*Listed records:*

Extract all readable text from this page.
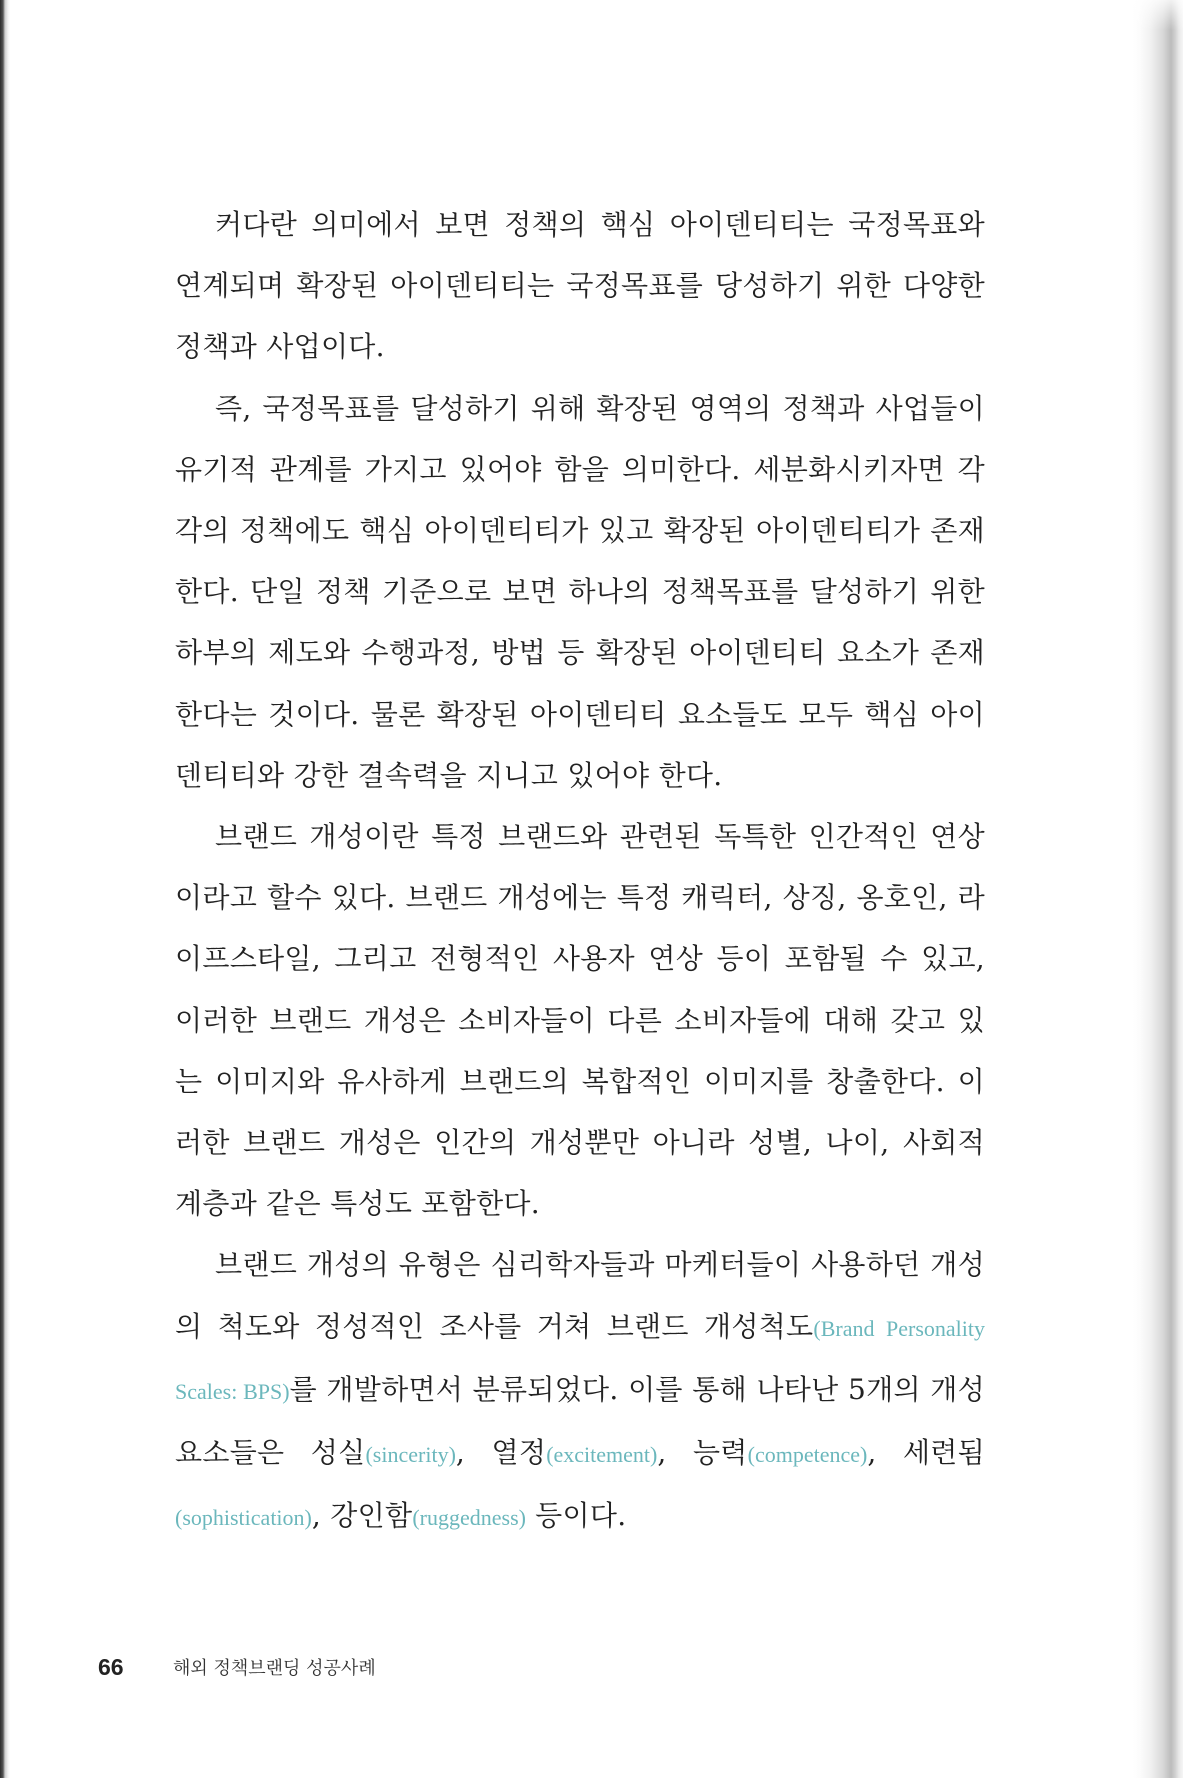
커다란 의미에서 보면 정책의 핵심 아이덴티티는 국정목표와 연계되며 확장된 아이덴티티는 국정목표를 당성하기 위한 다양한 정책과 사업이다.

즉, 국정목표를 달성하기 위해 확장된 영역의 정책과 사업들이 유기적 관계를 가지고 있어야 함을 의미한다. 세분화시키자면 각각의 정책에도 핵심 아이덴티티가 있고 확장된 아이덴티티가 존재한다. 단일 정책 기준으로 보면 하나의 정책목표를 달성하기 위한 하부의 제도와 수행과정, 방법 등 확장된 아이덴티티 요소가 존재한다는 것이다. 물론 확장된 아이덴티티 요소들도 모두 핵심 아이덴티티와 강한 결속력을 지니고 있어야 한다.

브랜드 개성이란 특정 브랜드와 관련된 독특한 인간적인 연상이라고 할수 있다. 브랜드 개성에는 특정 캐릭터, 상징, 옹호인, 라이프스타일, 그리고 전형적인 사용자 연상 등이 포함될 수 있고, 이러한 브랜드 개성은 소비자들이 다른 소비자들에 대해 갖고 있는 이미지와 유사하게 브랜드의 복합적인 이미지를 창출한다. 이러한 브랜드 개성은 인간의 개성뿐만 아니라 성별, 나이, 사회적 계층과 같은 특성도 포함한다.

브랜드 개성의 유형은 심리학자들과 마케터들이 사용하던 개성의 척도와 정성적인 조사를 거쳐 브랜드 개성척도(Brand Personality Scales: BPS)를 개발하면서 분류되었다. 이를 통해 나타난 5개의 개성 요소들은 성실(sincerity), 열정(excitement), 능력(competence), 세련됨(sophistication), 강인함(ruggedness) 등이다.

66	해외 정책브랜딩 성공사례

*Given instruction:*
Skip every picture and transcribe the data above exactly.

*Solution to this problem:*
Extract all readable text from this page.
커다란 의미에서 보면 정책의 핵심 아이덴티티는 국정목표와 연계되며 확장된 아이덴티티는 국정목표를 당성하기 위한 다양한 정책과 사업이다.

즉, 국정목표를 달성하기 위해 확장된 영역의 정책과 사업들이 유기적 관계를 가지고 있어야 함을 의미한다. 세분화시키자면 각각의 정책에도 핵심 아이덴티티가 있고 확장된 아이덴티티가 존재한다. 단일 정책 기준으로 보면 하나의 정책목표를 달성하기 위한 하부의 제도와 수행과정, 방법 등 확장된 아이덴티티 요소가 존재한다는 것이다. 물론 확장된 아이덴티티 요소들도 모두 핵심 아이덴티티와 강한 결속력을 지니고 있어야 한다.

브랜드 개성이란 특정 브랜드와 관련된 독특한 인간적인 연상이라고 할수 있다. 브랜드 개성에는 특정 캐릭터, 상징, 옹호인, 라이프스타일, 그리고 전형적인 사용자 연상 등이 포함될 수 있고, 이러한 브랜드 개성은 소비자들이 다른 소비자들에 대해 갖고 있는 이미지와 유사하게 브랜드의 복합적인 이미지를 창출한다. 이러한 브랜드 개성은 인간의 개성뿐만 아니라 성별, 나이, 사회적 계층과 같은 특성도 포함한다.

브랜드 개성의 유형은 심리학자들과 마케터들이 사용하던 개성의 척도와 정성적인 조사를 거쳐 브랜드 개성척도(Brand Personality Scales: BPS)를 개발하면서 분류되었다. 이를 통해 나타난 5개의 개성 요소들은 성실(sincerity), 열정(excitement), 능력(competence), 세련됨(sophistication), 강인함(ruggedness) 등이다.

66	해외 정책브랜딩 성공사례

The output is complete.